**Exercise goal**.
In the listing below, locate the lines bearing the word "Direction". Copy every one of them.

**Given data**.
#####
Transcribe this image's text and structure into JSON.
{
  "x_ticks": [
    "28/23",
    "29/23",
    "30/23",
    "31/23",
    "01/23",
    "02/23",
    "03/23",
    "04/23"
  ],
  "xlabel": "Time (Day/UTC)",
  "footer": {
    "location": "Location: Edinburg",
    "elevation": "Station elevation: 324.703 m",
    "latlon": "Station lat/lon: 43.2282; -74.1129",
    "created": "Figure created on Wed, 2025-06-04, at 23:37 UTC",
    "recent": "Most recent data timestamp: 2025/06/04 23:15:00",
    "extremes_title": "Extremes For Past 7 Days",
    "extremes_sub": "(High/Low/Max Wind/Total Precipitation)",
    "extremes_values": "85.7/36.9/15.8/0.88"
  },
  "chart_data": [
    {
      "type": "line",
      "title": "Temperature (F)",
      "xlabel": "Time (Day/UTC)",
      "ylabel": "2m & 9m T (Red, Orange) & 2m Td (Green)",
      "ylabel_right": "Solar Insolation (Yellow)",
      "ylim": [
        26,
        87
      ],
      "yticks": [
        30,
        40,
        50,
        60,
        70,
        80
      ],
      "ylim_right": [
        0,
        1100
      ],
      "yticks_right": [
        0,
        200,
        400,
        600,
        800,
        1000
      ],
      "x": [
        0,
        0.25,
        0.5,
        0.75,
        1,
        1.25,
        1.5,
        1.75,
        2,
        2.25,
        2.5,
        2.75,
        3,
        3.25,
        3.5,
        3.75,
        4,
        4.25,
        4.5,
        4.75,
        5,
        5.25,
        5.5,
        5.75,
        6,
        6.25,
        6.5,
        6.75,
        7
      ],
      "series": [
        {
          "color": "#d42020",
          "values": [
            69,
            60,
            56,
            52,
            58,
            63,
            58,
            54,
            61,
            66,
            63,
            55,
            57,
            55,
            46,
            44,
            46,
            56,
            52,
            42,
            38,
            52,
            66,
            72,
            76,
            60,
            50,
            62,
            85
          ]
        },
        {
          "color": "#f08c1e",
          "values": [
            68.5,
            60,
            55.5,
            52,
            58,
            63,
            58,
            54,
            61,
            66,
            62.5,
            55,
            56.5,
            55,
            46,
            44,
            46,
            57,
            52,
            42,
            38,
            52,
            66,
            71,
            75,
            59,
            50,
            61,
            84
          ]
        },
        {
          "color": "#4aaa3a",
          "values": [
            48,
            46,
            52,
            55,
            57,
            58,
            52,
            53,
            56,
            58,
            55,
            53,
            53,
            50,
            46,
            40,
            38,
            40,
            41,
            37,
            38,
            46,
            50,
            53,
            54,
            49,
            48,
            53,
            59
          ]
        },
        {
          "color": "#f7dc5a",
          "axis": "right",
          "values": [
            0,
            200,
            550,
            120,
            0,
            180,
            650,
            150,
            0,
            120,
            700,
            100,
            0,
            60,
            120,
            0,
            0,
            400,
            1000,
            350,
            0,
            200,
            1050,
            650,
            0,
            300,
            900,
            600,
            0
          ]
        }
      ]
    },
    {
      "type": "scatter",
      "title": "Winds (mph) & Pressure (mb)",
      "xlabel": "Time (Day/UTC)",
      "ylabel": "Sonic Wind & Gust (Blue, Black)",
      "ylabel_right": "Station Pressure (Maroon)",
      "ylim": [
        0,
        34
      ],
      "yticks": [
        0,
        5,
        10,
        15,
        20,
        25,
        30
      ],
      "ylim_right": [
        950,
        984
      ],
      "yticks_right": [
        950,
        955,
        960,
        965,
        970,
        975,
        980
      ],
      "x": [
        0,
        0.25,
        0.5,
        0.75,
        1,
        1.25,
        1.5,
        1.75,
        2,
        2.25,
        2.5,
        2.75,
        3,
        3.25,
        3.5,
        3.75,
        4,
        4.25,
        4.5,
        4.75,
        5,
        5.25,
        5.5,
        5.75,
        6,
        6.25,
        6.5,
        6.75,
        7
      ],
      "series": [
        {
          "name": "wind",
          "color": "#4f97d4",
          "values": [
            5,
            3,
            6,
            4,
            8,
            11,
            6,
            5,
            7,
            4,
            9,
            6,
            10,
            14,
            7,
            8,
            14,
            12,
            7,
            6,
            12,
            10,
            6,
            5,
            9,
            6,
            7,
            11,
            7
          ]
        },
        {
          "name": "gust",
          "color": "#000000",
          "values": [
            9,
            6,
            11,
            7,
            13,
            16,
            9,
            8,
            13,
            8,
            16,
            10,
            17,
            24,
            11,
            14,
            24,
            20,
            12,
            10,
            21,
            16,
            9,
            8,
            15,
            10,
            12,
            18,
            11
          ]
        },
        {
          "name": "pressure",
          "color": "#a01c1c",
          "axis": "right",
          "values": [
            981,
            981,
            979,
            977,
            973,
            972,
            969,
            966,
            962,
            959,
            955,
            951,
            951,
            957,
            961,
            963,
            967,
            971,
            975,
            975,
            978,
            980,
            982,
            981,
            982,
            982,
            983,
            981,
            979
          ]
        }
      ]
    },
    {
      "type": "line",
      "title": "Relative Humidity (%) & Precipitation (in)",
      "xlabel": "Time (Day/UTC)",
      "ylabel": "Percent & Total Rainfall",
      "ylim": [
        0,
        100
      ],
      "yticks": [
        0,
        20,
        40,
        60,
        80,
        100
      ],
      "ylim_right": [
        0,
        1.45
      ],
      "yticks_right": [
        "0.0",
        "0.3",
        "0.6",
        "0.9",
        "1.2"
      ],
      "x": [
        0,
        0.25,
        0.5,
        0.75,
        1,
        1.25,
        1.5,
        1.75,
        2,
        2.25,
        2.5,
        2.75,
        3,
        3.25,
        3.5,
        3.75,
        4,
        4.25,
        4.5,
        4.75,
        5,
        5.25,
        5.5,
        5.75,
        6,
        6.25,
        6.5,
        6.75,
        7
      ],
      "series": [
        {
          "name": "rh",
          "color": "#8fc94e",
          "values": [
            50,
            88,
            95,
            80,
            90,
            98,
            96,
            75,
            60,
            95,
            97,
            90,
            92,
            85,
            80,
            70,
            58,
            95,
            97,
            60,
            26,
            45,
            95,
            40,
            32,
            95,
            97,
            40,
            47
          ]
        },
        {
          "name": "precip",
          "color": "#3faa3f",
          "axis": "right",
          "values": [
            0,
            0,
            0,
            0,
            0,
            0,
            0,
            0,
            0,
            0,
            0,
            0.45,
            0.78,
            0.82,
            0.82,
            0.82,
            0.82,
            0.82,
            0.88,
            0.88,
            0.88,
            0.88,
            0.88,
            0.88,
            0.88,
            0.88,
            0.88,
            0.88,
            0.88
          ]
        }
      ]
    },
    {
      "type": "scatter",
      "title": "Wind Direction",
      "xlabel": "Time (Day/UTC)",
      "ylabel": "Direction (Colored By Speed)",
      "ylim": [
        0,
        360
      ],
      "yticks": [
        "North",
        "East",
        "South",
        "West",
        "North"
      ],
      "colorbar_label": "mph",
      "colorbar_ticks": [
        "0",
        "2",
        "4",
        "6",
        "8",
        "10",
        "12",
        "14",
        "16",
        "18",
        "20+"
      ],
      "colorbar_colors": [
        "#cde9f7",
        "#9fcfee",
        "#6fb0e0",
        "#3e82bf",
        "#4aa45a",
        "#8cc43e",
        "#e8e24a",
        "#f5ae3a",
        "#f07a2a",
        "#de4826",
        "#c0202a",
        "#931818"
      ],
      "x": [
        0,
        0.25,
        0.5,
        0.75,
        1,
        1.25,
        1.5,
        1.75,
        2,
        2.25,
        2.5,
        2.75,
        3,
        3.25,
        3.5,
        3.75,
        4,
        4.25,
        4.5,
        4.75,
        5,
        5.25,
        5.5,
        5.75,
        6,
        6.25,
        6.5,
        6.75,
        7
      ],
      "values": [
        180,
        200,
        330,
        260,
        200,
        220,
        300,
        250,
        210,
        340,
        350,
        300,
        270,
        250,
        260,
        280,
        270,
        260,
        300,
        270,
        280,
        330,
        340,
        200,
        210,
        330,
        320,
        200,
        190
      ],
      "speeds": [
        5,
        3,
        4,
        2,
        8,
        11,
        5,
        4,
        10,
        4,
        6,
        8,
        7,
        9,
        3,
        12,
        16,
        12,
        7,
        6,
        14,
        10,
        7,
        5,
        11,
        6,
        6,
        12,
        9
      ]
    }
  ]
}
#####
**Output for this exercise**.
      "title": "Wind Direction",
      "ylabel": "Direction (Colored By Speed)",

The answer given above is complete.